▶ [Requirement]:
Check each line of the entries below for the string "Undang" and state how many lines have it, with no other text.

Records excerpted from a collection:
^^^^^^^^

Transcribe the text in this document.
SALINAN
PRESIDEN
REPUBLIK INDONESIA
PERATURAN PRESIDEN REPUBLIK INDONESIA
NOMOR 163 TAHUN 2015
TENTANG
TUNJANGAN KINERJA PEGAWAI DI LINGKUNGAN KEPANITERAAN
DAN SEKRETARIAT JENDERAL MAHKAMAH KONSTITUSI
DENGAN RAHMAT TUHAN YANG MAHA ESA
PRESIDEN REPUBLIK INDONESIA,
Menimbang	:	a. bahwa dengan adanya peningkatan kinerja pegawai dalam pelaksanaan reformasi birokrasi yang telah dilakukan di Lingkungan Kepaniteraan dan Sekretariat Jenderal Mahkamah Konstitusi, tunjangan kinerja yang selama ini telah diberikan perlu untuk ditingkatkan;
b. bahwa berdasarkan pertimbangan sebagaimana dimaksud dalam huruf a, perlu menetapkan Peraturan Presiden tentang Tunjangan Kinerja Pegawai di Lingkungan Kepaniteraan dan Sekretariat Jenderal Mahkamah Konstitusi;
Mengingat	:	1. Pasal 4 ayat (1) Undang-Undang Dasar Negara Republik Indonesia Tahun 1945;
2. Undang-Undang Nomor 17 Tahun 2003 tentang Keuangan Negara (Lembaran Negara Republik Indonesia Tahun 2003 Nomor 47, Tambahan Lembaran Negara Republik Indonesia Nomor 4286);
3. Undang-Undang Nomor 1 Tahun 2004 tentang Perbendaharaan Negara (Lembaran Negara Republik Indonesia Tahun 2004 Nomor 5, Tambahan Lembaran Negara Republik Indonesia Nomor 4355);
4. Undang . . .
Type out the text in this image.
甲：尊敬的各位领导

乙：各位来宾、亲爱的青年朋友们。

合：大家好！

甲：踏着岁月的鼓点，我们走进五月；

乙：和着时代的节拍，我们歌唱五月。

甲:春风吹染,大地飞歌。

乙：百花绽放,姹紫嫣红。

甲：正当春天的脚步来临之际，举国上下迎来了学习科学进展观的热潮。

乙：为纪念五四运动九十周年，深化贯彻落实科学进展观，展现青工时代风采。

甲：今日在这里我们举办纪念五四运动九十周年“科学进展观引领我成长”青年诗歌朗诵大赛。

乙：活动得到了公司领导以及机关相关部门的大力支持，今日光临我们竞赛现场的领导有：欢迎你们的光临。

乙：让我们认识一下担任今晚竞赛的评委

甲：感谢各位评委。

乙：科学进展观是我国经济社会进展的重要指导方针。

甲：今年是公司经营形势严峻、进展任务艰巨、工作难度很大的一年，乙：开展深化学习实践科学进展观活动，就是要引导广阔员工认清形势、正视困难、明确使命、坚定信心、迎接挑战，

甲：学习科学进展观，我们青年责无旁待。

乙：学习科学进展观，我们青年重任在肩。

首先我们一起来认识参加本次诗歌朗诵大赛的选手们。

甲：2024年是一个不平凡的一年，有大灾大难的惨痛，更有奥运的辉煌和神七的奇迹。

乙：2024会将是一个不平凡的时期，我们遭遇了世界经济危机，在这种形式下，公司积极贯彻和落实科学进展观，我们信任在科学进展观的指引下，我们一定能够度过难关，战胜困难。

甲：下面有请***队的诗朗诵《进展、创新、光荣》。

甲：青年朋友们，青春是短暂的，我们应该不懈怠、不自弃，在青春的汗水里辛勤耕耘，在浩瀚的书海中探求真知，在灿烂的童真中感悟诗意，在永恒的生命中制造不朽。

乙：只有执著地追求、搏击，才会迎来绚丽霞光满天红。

^^^^^^^^

▶ [Result of the exercise]:
4